(Stored records)
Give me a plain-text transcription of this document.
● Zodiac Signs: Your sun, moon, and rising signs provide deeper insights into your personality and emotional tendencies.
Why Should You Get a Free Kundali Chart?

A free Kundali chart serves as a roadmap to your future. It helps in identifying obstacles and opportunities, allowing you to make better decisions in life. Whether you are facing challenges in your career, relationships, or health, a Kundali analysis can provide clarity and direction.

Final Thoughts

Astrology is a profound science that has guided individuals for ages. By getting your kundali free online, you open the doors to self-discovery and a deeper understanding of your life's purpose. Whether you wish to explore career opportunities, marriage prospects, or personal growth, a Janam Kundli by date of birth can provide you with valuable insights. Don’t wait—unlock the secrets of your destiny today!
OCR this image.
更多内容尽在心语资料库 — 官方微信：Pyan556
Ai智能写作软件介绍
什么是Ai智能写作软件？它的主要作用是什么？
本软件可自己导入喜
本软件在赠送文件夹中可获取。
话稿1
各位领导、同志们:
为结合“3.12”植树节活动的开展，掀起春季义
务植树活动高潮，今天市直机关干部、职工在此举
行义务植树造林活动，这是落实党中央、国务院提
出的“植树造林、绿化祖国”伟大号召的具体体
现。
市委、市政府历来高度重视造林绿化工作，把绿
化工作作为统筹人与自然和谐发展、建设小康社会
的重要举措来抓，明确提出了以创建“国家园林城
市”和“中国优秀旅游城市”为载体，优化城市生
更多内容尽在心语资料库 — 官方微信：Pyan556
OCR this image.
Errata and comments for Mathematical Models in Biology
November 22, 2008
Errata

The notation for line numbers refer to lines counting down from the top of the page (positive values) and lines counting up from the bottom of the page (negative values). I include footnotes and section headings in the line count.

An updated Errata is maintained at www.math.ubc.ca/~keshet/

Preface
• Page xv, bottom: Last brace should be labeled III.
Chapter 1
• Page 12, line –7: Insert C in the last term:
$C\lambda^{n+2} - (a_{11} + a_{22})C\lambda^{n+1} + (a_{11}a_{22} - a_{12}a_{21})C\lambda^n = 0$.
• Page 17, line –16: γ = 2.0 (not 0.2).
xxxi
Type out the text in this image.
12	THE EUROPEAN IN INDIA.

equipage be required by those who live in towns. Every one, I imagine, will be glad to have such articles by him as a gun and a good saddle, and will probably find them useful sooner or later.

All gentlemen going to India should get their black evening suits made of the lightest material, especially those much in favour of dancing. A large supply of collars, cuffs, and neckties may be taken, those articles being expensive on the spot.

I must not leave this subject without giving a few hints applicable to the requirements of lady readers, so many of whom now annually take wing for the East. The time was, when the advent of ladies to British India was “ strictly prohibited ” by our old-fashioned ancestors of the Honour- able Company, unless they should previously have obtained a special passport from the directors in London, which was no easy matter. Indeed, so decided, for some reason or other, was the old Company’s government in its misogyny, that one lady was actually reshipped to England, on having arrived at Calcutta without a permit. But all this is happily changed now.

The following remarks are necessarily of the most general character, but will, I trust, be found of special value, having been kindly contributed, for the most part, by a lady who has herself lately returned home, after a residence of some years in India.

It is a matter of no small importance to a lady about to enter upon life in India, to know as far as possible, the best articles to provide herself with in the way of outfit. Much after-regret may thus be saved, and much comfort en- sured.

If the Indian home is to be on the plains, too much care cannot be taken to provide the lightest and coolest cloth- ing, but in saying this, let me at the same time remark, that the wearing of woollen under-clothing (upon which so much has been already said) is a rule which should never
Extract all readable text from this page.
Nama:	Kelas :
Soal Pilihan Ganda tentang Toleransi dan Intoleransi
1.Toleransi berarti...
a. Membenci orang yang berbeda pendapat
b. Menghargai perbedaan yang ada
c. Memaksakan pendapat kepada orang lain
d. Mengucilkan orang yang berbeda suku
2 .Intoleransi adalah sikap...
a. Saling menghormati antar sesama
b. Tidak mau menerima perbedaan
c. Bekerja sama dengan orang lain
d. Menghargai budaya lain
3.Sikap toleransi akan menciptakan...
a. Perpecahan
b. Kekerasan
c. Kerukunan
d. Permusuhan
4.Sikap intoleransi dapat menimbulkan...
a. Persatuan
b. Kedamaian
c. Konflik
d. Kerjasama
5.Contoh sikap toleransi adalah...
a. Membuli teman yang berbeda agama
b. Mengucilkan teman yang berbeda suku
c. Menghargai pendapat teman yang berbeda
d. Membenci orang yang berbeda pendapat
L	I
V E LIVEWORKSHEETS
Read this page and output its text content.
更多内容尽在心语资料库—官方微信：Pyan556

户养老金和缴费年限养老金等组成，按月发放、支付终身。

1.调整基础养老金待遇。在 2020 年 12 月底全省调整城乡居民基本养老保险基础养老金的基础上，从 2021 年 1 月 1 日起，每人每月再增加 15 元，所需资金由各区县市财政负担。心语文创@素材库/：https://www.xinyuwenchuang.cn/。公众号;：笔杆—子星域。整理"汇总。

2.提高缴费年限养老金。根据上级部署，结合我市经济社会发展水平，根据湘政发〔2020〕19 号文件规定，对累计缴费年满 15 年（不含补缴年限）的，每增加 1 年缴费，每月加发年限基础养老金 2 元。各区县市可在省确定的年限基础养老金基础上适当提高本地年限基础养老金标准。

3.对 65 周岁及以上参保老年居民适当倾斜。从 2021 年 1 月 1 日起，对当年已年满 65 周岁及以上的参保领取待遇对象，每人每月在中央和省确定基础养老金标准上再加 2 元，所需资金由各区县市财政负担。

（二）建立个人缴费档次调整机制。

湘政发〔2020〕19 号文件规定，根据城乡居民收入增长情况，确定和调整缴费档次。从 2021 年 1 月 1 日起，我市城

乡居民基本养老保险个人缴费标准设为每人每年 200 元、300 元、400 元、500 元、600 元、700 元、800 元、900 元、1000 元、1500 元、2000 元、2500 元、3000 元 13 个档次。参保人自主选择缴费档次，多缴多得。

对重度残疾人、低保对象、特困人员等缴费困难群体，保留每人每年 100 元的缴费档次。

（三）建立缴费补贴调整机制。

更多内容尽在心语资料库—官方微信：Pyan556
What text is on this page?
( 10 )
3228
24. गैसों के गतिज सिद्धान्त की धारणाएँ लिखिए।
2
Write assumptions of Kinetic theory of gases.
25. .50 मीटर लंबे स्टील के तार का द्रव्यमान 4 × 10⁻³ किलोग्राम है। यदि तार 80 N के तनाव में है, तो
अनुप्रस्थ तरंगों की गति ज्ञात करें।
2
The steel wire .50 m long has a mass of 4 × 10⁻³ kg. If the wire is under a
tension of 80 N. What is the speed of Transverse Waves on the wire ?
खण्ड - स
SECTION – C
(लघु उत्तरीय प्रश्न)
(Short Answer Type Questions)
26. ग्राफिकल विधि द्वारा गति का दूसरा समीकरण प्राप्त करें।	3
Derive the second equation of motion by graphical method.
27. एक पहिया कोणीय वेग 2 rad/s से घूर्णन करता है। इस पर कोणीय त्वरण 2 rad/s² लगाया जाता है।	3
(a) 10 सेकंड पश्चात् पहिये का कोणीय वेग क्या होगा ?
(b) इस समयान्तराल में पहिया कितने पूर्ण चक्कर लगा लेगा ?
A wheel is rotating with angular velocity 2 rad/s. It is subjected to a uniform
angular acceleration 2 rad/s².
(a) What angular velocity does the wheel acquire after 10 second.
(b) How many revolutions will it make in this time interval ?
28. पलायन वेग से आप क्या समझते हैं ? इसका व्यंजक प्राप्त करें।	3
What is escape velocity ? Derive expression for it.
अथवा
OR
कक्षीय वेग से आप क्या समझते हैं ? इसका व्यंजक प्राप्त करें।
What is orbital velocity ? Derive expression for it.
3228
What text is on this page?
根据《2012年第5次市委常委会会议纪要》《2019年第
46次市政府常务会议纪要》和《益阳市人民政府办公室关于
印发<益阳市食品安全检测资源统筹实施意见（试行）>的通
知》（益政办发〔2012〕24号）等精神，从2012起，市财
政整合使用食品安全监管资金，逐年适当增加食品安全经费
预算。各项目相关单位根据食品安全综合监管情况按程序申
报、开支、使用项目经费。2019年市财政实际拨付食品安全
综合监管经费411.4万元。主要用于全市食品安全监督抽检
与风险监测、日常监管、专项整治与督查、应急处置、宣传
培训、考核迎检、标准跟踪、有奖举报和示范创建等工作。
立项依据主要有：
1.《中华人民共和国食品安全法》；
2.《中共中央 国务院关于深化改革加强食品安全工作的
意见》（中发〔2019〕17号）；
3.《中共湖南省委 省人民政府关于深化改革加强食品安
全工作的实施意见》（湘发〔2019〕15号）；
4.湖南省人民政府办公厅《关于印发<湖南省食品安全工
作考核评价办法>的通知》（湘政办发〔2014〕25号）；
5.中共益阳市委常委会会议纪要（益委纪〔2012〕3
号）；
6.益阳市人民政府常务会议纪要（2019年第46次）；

- **Written problem**
Check each line of the entries above, and show every one holding the word "bottom".

- **Correct output**
The notation for line numbers refer to lines counting down from the top of the page (positive values) and lines counting up from the bottom of the page (negative values). I include footnotes and section headings in the line count.
• Page xv, bottom: Last brace should be labeled III.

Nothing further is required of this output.